### Written problem
Give the data a second time, exactly and in full.

### Data supplied
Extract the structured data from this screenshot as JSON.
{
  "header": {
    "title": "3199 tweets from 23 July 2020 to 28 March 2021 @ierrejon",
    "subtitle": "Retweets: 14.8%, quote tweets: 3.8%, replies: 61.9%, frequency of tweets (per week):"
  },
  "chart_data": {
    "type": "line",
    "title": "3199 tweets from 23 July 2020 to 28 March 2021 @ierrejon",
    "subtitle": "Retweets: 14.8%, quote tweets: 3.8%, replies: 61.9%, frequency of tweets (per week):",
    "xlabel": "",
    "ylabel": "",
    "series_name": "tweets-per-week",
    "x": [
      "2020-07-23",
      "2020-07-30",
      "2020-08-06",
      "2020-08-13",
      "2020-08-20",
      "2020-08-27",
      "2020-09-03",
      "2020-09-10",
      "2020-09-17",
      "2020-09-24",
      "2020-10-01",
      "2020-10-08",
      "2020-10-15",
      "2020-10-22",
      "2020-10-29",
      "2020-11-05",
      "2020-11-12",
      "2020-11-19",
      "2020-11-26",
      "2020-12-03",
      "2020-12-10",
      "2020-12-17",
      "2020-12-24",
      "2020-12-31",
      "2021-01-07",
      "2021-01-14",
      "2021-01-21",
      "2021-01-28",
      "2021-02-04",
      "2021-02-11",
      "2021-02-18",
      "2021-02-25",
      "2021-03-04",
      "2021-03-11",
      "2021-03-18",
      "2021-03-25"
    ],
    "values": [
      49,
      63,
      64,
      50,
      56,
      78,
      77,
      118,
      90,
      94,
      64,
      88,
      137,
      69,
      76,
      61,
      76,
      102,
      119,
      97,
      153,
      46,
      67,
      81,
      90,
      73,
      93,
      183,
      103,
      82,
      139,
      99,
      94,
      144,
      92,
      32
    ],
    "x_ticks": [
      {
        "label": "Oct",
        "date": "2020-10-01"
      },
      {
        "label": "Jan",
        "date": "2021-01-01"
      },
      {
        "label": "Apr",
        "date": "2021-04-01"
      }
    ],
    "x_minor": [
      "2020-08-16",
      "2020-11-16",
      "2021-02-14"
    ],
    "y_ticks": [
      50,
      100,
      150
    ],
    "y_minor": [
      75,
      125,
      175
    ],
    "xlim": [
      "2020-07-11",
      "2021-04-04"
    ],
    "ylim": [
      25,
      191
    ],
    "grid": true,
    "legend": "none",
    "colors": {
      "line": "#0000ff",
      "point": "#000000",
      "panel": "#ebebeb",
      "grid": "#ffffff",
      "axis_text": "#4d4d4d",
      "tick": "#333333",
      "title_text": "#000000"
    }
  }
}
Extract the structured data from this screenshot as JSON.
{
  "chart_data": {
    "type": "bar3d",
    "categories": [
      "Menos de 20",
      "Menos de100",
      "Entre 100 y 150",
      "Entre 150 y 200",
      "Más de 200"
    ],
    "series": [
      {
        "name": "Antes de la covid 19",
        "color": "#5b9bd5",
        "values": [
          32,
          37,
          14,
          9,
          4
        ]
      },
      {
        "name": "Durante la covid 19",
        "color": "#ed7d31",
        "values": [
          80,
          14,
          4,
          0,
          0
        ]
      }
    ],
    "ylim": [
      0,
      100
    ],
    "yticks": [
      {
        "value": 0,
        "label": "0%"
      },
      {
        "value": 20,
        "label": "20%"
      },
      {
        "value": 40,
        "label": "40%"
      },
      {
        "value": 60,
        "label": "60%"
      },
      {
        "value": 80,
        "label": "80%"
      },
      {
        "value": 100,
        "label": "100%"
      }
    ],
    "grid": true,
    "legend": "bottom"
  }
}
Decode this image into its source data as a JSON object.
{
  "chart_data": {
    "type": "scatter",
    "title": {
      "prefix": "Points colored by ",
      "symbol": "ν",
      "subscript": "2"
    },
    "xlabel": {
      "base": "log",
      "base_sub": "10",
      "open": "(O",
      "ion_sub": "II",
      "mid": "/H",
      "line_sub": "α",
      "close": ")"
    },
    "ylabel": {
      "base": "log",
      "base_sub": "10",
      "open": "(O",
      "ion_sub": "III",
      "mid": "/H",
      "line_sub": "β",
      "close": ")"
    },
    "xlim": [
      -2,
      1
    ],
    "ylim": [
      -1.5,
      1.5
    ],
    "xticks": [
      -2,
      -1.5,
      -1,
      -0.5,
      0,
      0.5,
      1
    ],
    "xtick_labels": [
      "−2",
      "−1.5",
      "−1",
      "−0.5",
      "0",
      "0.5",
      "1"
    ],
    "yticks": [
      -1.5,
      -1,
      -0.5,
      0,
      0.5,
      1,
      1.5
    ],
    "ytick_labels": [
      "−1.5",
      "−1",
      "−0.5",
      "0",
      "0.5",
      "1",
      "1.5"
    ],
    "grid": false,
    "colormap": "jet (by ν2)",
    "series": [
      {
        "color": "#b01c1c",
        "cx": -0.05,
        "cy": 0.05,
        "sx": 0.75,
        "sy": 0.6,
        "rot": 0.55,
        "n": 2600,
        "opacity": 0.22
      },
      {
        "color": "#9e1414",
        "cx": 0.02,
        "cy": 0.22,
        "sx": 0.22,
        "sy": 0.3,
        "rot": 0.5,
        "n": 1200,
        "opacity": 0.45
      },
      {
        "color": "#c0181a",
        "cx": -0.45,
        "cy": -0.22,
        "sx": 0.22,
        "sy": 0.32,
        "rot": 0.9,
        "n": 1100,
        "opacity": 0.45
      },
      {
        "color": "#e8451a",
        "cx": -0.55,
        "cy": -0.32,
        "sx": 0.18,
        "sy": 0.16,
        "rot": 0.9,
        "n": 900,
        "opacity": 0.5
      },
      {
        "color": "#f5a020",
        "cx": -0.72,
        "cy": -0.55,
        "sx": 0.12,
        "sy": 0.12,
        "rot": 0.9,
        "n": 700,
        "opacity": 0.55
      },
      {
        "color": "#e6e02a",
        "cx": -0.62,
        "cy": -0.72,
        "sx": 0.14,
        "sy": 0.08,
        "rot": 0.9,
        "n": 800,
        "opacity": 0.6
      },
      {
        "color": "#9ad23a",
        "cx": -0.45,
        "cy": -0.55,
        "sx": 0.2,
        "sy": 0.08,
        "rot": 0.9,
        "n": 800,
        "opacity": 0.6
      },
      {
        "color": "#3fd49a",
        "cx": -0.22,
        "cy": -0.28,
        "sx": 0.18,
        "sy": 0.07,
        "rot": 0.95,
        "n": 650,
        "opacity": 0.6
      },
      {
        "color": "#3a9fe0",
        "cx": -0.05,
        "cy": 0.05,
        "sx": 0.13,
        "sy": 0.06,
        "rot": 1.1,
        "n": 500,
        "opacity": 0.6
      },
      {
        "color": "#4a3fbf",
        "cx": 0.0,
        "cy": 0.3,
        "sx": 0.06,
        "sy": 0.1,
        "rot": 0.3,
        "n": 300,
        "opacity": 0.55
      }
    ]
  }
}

### The solution
Extract the structured data from this screenshot as JSON.
{
  "header": {
    "title": "3199 tweets from 23 July 2020 to 28 March 2021 @ierrejon",
    "subtitle": "Retweets: 14.8%, quote tweets: 3.8%, replies: 61.9%, frequency of tweets (per week):"
  },
  "chart_data": {
    "type": "line",
    "title": "3199 tweets from 23 July 2020 to 28 March 2021 @ierrejon",
    "subtitle": "Retweets: 14.8%, quote tweets: 3.8%, replies: 61.9%, frequency of tweets (per week):",
    "xlabel": "",
    "ylabel": "",
    "series_name": "tweets-per-week",
    "x": [
      "2020-07-23",
      "2020-07-30",
      "2020-08-06",
      "2020-08-13",
      "2020-08-20",
      "2020-08-27",
      "2020-09-03",
      "2020-09-10",
      "2020-09-17",
      "2020-09-24",
      "2020-10-01",
      "2020-10-08",
      "2020-10-15",
      "2020-10-22",
      "2020-10-29",
      "2020-11-05",
      "2020-11-12",
      "2020-11-19",
      "2020-11-26",
      "2020-12-03",
      "2020-12-10",
      "2020-12-17",
      "2020-12-24",
      "2020-12-31",
      "2021-01-07",
      "2021-01-14",
      "2021-01-21",
      "2021-01-28",
      "2021-02-04",
      "2021-02-11",
      "2021-02-18",
      "2021-02-25",
      "2021-03-04",
      "2021-03-11",
      "2021-03-18",
      "2021-03-25"
    ],
    "values": [
      49,
      63,
      64,
      50,
      56,
      78,
      77,
      118,
      90,
      94,
      64,
      88,
      137,
      69,
      76,
      61,
      76,
      102,
      119,
      97,
      153,
      46,
      67,
      81,
      90,
      73,
      93,
      183,
      103,
      82,
      139,
      99,
      94,
      144,
      92,
      32
    ],
    "x_ticks": [
      {
        "label": "Oct",
        "date": "2020-10-01"
      },
      {
        "label": "Jan",
        "date": "2021-01-01"
      },
      {
        "label": "Apr",
        "date": "2021-04-01"
      }
    ],
    "x_minor": [
      "2020-08-16",
      "2020-11-16",
      "2021-02-14"
    ],
    "y_ticks": [
      50,
      100,
      150
    ],
    "y_minor": [
      75,
      125,
      175
    ],
    "xlim": [
      "2020-07-11",
      "2021-04-04"
    ],
    "ylim": [
      25,
      191
    ],
    "grid": true,
    "legend": "none",
    "colors": {
      "line": "#0000ff",
      "point": "#000000",
      "panel": "#ebebeb",
      "grid": "#ffffff",
      "axis_text": "#4d4d4d",
      "tick": "#333333",
      "title_text": "#000000"
    }
  }
}
Extract the structured data from this screenshot as JSON.
{
  "chart_data": {
    "type": "bar3d",
    "categories": [
      "Menos de 20",
      "Menos de100",
      "Entre 100 y 150",
      "Entre 150 y 200",
      "Más de 200"
    ],
    "series": [
      {
        "name": "Antes de la covid 19",
        "color": "#5b9bd5",
        "values": [
          32,
          37,
          14,
          9,
          4
        ]
      },
      {
        "name": "Durante la covid 19",
        "color": "#ed7d31",
        "values": [
          80,
          14,
          4,
          0,
          0
        ]
      }
    ],
    "ylim": [
      0,
      100
    ],
    "yticks": [
      {
        "value": 0,
        "label": "0%"
      },
      {
        "value": 20,
        "label": "20%"
      },
      {
        "value": 40,
        "label": "40%"
      },
      {
        "value": 60,
        "label": "60%"
      },
      {
        "value": 80,
        "label": "80%"
      },
      {
        "value": 100,
        "label": "100%"
      }
    ],
    "grid": true,
    "legend": "bottom"
  }
}
Decode this image into its source data as a JSON object.
{
  "chart_data": {
    "type": "scatter",
    "title": {
      "prefix": "Points colored by ",
      "symbol": "ν",
      "subscript": "2"
    },
    "xlabel": {
      "base": "log",
      "base_sub": "10",
      "open": "(O",
      "ion_sub": "II",
      "mid": "/H",
      "line_sub": "α",
      "close": ")"
    },
    "ylabel": {
      "base": "log",
      "base_sub": "10",
      "open": "(O",
      "ion_sub": "III",
      "mid": "/H",
      "line_sub": "β",
      "close": ")"
    },
    "xlim": [
      -2,
      1
    ],
    "ylim": [
      -1.5,
      1.5
    ],
    "xticks": [
      -2,
      -1.5,
      -1,
      -0.5,
      0,
      0.5,
      1
    ],
    "xtick_labels": [
      "−2",
      "−1.5",
      "−1",
      "−0.5",
      "0",
      "0.5",
      "1"
    ],
    "yticks": [
      -1.5,
      -1,
      -0.5,
      0,
      0.5,
      1,
      1.5
    ],
    "ytick_labels": [
      "−1.5",
      "−1",
      "−0.5",
      "0",
      "0.5",
      "1",
      "1.5"
    ],
    "grid": false,
    "colormap": "jet (by ν2)",
    "series": [
      {
        "color": "#b01c1c",
        "cx": -0.05,
        "cy": 0.05,
        "sx": 0.75,
        "sy": 0.6,
        "rot": 0.55,
        "n": 2600,
        "opacity": 0.22
      },
      {
        "color": "#9e1414",
        "cx": 0.02,
        "cy": 0.22,
        "sx": 0.22,
        "sy": 0.3,
        "rot": 0.5,
        "n": 1200,
        "opacity": 0.45
      },
      {
        "color": "#c0181a",
        "cx": -0.45,
        "cy": -0.22,
        "sx": 0.22,
        "sy": 0.32,
        "rot": 0.9,
        "n": 1100,
        "opacity": 0.45
      },
      {
        "color": "#e8451a",
        "cx": -0.55,
        "cy": -0.32,
        "sx": 0.18,
        "sy": 0.16,
        "rot": 0.9,
        "n": 900,
        "opacity": 0.5
      },
      {
        "color": "#f5a020",
        "cx": -0.72,
        "cy": -0.55,
        "sx": 0.12,
        "sy": 0.12,
        "rot": 0.9,
        "n": 700,
        "opacity": 0.55
      },
      {
        "color": "#e6e02a",
        "cx": -0.62,
        "cy": -0.72,
        "sx": 0.14,
        "sy": 0.08,
        "rot": 0.9,
        "n": 800,
        "opacity": 0.6
      },
      {
        "color": "#9ad23a",
        "cx": -0.45,
        "cy": -0.55,
        "sx": 0.2,
        "sy": 0.08,
        "rot": 0.9,
        "n": 800,
        "opacity": 0.6
      },
      {
        "color": "#3fd49a",
        "cx": -0.22,
        "cy": -0.28,
        "sx": 0.18,
        "sy": 0.07,
        "rot": 0.95,
        "n": 650,
        "opacity": 0.6
      },
      {
        "color": "#3a9fe0",
        "cx": -0.05,
        "cy": 0.05,
        "sx": 0.13,
        "sy": 0.06,
        "rot": 1.1,
        "n": 500,
        "opacity": 0.6
      },
      {
        "color": "#4a3fbf",
        "cx": 0.0,
        "cy": 0.3,
        "sx": 0.06,
        "sy": 0.1,
        "rot": 0.3,
        "n": 300,
        "opacity": 0.55
      }
    ]
  }
}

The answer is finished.